## Directions
Repeat every record below exactly as it appears.

## Stored entries
--- --- ---

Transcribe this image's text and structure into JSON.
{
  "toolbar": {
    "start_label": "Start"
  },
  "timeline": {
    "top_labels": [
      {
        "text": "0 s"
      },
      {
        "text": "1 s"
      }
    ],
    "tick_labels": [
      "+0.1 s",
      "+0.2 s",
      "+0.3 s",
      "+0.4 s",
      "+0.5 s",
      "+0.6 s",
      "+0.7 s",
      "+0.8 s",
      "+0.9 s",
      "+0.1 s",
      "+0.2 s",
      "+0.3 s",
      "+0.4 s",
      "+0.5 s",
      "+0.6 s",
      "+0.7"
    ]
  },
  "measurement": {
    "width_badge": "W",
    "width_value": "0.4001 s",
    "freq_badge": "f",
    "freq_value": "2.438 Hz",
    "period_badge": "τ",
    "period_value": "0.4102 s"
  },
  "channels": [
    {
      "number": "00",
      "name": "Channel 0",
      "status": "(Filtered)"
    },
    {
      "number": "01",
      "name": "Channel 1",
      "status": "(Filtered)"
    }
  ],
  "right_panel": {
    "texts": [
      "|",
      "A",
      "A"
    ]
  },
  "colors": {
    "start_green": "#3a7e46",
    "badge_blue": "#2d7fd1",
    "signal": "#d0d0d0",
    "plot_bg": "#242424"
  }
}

--- --- ---

## Response to this exercise
Transcribe this image's text and structure into JSON.
{
  "toolbar": {
    "start_label": "Start"
  },
  "timeline": {
    "top_labels": [
      {
        "text": "0 s"
      },
      {
        "text": "1 s"
      }
    ],
    "tick_labels": [
      "+0.1 s",
      "+0.2 s",
      "+0.3 s",
      "+0.4 s",
      "+0.5 s",
      "+0.6 s",
      "+0.7 s",
      "+0.8 s",
      "+0.9 s",
      "+0.1 s",
      "+0.2 s",
      "+0.3 s",
      "+0.4 s",
      "+0.5 s",
      "+0.6 s",
      "+0.7"
    ]
  },
  "measurement": {
    "width_badge": "W",
    "width_value": "0.4001 s",
    "freq_badge": "f",
    "freq_value": "2.438 Hz",
    "period_badge": "τ",
    "period_value": "0.4102 s"
  },
  "channels": [
    {
      "number": "00",
      "name": "Channel 0",
      "status": "(Filtered)"
    },
    {
      "number": "01",
      "name": "Channel 1",
      "status": "(Filtered)"
    }
  ],
  "right_panel": {
    "texts": [
      "|",
      "A",
      "A"
    ]
  },
  "colors": {
    "start_green": "#3a7e46",
    "badge_blue": "#2d7fd1",
    "signal": "#d0d0d0",
    "plot_bg": "#242424"
  }
}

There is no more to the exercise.